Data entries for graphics
◇ ◇ ◇ ◇ ◇

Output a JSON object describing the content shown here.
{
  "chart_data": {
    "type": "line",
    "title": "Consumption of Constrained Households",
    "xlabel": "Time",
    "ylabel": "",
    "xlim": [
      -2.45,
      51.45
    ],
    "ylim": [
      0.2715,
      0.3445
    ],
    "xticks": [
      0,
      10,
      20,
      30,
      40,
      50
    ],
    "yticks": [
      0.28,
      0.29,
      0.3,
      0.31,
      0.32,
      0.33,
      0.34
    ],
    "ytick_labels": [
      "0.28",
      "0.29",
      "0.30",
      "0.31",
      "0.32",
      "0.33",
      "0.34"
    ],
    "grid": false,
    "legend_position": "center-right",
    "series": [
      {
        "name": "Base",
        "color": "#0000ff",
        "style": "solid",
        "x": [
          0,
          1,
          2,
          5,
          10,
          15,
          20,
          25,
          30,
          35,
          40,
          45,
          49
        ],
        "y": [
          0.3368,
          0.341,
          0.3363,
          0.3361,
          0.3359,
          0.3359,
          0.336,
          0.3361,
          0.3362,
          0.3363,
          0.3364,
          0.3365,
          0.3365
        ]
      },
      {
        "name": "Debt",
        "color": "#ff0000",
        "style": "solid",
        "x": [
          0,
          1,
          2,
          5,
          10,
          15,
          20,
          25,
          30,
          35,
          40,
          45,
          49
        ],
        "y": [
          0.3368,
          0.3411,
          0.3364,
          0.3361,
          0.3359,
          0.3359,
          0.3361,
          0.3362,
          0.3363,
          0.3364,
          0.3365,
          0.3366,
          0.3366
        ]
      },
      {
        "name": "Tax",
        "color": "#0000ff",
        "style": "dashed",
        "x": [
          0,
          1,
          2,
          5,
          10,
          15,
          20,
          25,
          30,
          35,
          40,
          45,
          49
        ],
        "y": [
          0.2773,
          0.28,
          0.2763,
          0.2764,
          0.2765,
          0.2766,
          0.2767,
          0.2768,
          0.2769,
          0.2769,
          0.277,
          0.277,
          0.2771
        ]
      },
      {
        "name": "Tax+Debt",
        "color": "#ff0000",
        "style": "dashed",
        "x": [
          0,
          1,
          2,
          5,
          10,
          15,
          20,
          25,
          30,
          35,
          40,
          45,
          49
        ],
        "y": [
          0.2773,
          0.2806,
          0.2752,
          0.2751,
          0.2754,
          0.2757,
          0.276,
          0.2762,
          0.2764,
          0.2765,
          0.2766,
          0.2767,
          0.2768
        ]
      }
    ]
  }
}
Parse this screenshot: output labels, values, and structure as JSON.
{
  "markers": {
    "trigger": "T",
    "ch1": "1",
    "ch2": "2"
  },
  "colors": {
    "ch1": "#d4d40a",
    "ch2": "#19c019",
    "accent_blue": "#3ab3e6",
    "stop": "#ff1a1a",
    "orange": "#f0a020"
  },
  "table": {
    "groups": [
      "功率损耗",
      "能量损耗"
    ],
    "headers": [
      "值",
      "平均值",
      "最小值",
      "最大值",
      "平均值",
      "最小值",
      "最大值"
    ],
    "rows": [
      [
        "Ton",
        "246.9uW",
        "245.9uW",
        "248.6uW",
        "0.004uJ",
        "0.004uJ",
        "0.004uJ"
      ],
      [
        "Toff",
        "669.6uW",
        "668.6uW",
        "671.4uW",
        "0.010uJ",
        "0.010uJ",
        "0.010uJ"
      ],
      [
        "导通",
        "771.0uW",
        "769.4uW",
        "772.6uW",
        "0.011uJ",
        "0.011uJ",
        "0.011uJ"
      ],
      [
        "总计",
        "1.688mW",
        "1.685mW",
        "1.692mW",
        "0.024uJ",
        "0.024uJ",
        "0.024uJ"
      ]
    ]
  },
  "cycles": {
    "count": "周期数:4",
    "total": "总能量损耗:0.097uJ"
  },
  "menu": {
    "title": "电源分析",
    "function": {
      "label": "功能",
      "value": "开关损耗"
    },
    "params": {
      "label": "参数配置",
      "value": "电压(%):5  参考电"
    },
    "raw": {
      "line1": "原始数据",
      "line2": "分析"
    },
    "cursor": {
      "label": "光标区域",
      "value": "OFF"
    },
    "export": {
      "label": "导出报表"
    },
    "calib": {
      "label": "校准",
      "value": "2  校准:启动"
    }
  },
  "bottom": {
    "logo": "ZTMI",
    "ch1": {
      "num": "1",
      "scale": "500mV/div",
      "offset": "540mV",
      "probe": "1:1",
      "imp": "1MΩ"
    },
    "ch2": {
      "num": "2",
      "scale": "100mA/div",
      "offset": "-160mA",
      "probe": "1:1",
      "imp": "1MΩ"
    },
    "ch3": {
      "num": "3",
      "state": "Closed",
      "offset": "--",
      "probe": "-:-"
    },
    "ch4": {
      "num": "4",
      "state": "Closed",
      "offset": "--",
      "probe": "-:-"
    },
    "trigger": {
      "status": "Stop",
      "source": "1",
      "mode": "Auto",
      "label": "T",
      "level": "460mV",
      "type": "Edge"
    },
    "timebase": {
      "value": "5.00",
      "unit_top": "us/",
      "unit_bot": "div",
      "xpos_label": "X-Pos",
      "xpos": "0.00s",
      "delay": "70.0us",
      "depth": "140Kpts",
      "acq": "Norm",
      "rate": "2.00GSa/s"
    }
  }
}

◇ ◇ ◇ ◇ ◇

GIVEN EXERCISE
Print the listing above in its entirety, with every line exact.

RESULT FOR THIS TASK
Output a JSON object describing the content shown here.
{
  "chart_data": {
    "type": "line",
    "title": "Consumption of Constrained Households",
    "xlabel": "Time",
    "ylabel": "",
    "xlim": [
      -2.45,
      51.45
    ],
    "ylim": [
      0.2715,
      0.3445
    ],
    "xticks": [
      0,
      10,
      20,
      30,
      40,
      50
    ],
    "yticks": [
      0.28,
      0.29,
      0.3,
      0.31,
      0.32,
      0.33,
      0.34
    ],
    "ytick_labels": [
      "0.28",
      "0.29",
      "0.30",
      "0.31",
      "0.32",
      "0.33",
      "0.34"
    ],
    "grid": false,
    "legend_position": "center-right",
    "series": [
      {
        "name": "Base",
        "color": "#0000ff",
        "style": "solid",
        "x": [
          0,
          1,
          2,
          5,
          10,
          15,
          20,
          25,
          30,
          35,
          40,
          45,
          49
        ],
        "y": [
          0.3368,
          0.341,
          0.3363,
          0.3361,
          0.3359,
          0.3359,
          0.336,
          0.3361,
          0.3362,
          0.3363,
          0.3364,
          0.3365,
          0.3365
        ]
      },
      {
        "name": "Debt",
        "color": "#ff0000",
        "style": "solid",
        "x": [
          0,
          1,
          2,
          5,
          10,
          15,
          20,
          25,
          30,
          35,
          40,
          45,
          49
        ],
        "y": [
          0.3368,
          0.3411,
          0.3364,
          0.3361,
          0.3359,
          0.3359,
          0.3361,
          0.3362,
          0.3363,
          0.3364,
          0.3365,
          0.3366,
          0.3366
        ]
      },
      {
        "name": "Tax",
        "color": "#0000ff",
        "style": "dashed",
        "x": [
          0,
          1,
          2,
          5,
          10,
          15,
          20,
          25,
          30,
          35,
          40,
          45,
          49
        ],
        "y": [
          0.2773,
          0.28,
          0.2763,
          0.2764,
          0.2765,
          0.2766,
          0.2767,
          0.2768,
          0.2769,
          0.2769,
          0.277,
          0.277,
          0.2771
        ]
      },
      {
        "name": "Tax+Debt",
        "color": "#ff0000",
        "style": "dashed",
        "x": [
          0,
          1,
          2,
          5,
          10,
          15,
          20,
          25,
          30,
          35,
          40,
          45,
          49
        ],
        "y": [
          0.2773,
          0.2806,
          0.2752,
          0.2751,
          0.2754,
          0.2757,
          0.276,
          0.2762,
          0.2764,
          0.2765,
          0.2766,
          0.2767,
          0.2768
        ]
      }
    ]
  }
}
Parse this screenshot: output labels, values, and structure as JSON.
{
  "markers": {
    "trigger": "T",
    "ch1": "1",
    "ch2": "2"
  },
  "colors": {
    "ch1": "#d4d40a",
    "ch2": "#19c019",
    "accent_blue": "#3ab3e6",
    "stop": "#ff1a1a",
    "orange": "#f0a020"
  },
  "table": {
    "groups": [
      "功率损耗",
      "能量损耗"
    ],
    "headers": [
      "值",
      "平均值",
      "最小值",
      "最大值",
      "平均值",
      "最小值",
      "最大值"
    ],
    "rows": [
      [
        "Ton",
        "246.9uW",
        "245.9uW",
        "248.6uW",
        "0.004uJ",
        "0.004uJ",
        "0.004uJ"
      ],
      [
        "Toff",
        "669.6uW",
        "668.6uW",
        "671.4uW",
        "0.010uJ",
        "0.010uJ",
        "0.010uJ"
      ],
      [
        "导通",
        "771.0uW",
        "769.4uW",
        "772.6uW",
        "0.011uJ",
        "0.011uJ",
        "0.011uJ"
      ],
      [
        "总计",
        "1.688mW",
        "1.685mW",
        "1.692mW",
        "0.024uJ",
        "0.024uJ",
        "0.024uJ"
      ]
    ]
  },
  "cycles": {
    "count": "周期数:4",
    "total": "总能量损耗:0.097uJ"
  },
  "menu": {
    "title": "电源分析",
    "function": {
      "label": "功能",
      "value": "开关损耗"
    },
    "params": {
      "label": "参数配置",
      "value": "电压(%):5  参考电"
    },
    "raw": {
      "line1": "原始数据",
      "line2": "分析"
    },
    "cursor": {
      "label": "光标区域",
      "value": "OFF"
    },
    "export": {
      "label": "导出报表"
    },
    "calib": {
      "label": "校准",
      "value": "2  校准:启动"
    }
  },
  "bottom": {
    "logo": "ZTMI",
    "ch1": {
      "num": "1",
      "scale": "500mV/div",
      "offset": "540mV",
      "probe": "1:1",
      "imp": "1MΩ"
    },
    "ch2": {
      "num": "2",
      "scale": "100mA/div",
      "offset": "-160mA",
      "probe": "1:1",
      "imp": "1MΩ"
    },
    "ch3": {
      "num": "3",
      "state": "Closed",
      "offset": "--",
      "probe": "-:-"
    },
    "ch4": {
      "num": "4",
      "state": "Closed",
      "offset": "--",
      "probe": "-:-"
    },
    "trigger": {
      "status": "Stop",
      "source": "1",
      "mode": "Auto",
      "label": "T",
      "level": "460mV",
      "type": "Edge"
    },
    "timebase": {
      "value": "5.00",
      "unit_top": "us/",
      "unit_bot": "div",
      "xpos_label": "X-Pos",
      "xpos": "0.00s",
      "delay": "70.0us",
      "depth": "140Kpts",
      "acq": "Norm",
      "rate": "2.00GSa/s"
    }
  }
}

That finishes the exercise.